- Aim:
Determine how many lines contain the string "title". Reply with that figure and nothing else.
[start Records for the task]
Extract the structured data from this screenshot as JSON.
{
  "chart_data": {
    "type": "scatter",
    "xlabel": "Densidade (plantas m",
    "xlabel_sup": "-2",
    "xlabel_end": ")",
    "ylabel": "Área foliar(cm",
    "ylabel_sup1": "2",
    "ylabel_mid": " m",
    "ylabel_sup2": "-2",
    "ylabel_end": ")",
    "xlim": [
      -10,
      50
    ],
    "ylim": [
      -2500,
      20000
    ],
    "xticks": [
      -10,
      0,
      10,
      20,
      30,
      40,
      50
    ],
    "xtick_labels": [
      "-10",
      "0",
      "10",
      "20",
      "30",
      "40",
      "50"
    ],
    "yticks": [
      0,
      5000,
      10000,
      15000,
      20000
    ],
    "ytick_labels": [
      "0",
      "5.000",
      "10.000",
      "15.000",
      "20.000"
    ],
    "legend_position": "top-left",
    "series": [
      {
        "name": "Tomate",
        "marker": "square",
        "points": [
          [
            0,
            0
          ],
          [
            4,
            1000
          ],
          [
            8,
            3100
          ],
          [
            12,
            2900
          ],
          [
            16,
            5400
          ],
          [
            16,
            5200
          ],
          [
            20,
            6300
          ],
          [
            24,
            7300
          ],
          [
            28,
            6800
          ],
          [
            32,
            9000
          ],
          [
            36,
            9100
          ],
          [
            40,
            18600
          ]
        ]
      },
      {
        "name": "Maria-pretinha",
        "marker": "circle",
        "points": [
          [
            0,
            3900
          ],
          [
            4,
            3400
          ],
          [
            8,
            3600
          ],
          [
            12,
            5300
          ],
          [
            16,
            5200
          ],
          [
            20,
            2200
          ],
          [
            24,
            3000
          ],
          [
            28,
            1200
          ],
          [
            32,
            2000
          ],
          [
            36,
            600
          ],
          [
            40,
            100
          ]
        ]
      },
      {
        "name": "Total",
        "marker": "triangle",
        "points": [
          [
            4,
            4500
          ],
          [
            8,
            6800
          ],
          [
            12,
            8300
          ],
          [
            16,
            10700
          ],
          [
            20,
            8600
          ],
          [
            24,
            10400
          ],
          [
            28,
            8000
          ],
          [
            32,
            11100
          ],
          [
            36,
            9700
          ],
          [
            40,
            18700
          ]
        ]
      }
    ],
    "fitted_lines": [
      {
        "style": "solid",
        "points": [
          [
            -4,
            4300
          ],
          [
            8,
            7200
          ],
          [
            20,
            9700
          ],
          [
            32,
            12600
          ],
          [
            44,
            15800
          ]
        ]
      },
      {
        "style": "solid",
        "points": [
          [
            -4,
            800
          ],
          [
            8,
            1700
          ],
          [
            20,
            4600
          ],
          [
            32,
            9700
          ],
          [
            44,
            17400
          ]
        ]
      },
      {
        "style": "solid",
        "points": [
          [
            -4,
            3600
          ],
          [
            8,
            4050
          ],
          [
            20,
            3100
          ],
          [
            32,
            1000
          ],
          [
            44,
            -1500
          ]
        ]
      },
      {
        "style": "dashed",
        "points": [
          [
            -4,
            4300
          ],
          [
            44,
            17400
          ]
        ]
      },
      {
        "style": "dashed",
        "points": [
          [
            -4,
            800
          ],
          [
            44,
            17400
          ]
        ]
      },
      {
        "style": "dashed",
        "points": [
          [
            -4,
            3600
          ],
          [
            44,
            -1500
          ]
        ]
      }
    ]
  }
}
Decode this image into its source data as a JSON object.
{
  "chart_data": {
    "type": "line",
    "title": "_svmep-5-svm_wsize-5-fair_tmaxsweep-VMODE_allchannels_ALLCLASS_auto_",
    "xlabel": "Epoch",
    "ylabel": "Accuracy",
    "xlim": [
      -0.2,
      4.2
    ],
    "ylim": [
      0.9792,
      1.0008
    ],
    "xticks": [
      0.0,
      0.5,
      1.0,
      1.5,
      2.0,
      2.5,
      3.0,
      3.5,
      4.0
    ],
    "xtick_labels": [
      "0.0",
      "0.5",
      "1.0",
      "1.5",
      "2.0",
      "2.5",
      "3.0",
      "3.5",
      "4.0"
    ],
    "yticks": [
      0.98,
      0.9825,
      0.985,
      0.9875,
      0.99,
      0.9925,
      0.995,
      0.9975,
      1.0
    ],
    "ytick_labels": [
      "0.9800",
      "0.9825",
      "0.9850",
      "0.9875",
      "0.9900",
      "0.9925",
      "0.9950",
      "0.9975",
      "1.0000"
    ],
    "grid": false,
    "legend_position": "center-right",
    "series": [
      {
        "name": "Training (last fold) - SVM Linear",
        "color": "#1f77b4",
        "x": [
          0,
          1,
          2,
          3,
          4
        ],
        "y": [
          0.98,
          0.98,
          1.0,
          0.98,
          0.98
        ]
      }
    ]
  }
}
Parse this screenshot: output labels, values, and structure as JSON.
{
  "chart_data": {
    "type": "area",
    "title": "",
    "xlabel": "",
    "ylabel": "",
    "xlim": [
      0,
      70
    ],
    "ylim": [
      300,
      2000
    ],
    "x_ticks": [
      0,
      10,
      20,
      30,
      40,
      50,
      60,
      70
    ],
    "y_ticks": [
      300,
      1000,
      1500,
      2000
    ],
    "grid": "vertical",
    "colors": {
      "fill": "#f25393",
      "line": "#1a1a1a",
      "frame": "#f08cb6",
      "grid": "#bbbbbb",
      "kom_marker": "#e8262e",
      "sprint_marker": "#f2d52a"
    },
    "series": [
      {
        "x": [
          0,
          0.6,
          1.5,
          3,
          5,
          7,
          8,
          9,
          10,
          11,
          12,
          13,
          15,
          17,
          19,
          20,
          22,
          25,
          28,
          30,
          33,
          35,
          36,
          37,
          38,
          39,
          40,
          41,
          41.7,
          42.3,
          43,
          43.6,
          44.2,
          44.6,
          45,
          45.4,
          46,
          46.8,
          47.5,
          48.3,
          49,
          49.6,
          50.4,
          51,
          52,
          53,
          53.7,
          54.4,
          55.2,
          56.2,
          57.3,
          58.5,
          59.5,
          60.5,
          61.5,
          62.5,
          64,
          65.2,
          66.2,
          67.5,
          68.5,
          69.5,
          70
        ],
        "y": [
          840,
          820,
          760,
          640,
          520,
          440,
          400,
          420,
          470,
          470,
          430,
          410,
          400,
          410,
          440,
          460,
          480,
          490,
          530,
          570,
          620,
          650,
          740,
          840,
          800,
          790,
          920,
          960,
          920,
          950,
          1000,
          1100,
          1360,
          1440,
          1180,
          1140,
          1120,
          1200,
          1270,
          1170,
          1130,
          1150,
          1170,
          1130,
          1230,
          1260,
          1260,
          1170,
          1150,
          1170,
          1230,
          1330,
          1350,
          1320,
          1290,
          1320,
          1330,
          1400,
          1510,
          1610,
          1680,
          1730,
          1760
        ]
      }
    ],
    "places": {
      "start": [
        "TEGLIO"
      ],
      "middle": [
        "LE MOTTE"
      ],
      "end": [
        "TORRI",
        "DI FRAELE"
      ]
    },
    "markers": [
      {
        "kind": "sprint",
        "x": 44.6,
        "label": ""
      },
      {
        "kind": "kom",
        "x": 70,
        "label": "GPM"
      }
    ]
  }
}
[end Records for the task]
- Solution to this problem:
2